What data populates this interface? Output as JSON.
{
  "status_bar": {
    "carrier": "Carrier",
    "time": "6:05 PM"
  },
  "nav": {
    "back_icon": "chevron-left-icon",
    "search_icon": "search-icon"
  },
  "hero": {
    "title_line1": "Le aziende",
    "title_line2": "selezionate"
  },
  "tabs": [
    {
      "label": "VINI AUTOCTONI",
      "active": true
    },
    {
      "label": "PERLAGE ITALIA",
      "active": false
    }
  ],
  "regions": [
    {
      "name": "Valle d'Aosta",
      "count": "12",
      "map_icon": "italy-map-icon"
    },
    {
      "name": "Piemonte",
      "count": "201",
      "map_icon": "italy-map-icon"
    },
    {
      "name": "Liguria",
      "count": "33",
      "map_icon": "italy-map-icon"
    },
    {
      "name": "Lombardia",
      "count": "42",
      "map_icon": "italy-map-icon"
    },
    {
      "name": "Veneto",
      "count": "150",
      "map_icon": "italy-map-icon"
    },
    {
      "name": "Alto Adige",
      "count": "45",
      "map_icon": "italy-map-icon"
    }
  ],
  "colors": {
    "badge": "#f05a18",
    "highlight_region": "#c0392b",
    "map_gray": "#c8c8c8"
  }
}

--

TO DO -> Write out the whole listing exactly.

THE COMPLETED TASK ->
What data populates this interface? Output as JSON.
{
  "status_bar": {
    "carrier": "Carrier",
    "time": "6:05 PM"
  },
  "nav": {
    "back_icon": "chevron-left-icon",
    "search_icon": "search-icon"
  },
  "hero": {
    "title_line1": "Le aziende",
    "title_line2": "selezionate"
  },
  "tabs": [
    {
      "label": "VINI AUTOCTONI",
      "active": true
    },
    {
      "label": "PERLAGE ITALIA",
      "active": false
    }
  ],
  "regions": [
    {
      "name": "Valle d'Aosta",
      "count": "12",
      "map_icon": "italy-map-icon"
    },
    {
      "name": "Piemonte",
      "count": "201",
      "map_icon": "italy-map-icon"
    },
    {
      "name": "Liguria",
      "count": "33",
      "map_icon": "italy-map-icon"
    },
    {
      "name": "Lombardia",
      "count": "42",
      "map_icon": "italy-map-icon"
    },
    {
      "name": "Veneto",
      "count": "150",
      "map_icon": "italy-map-icon"
    },
    {
      "name": "Alto Adige",
      "count": "45",
      "map_icon": "italy-map-icon"
    }
  ],
  "colors": {
    "badge": "#f05a18",
    "highlight_region": "#c0392b",
    "map_gray": "#c8c8c8"
  }
}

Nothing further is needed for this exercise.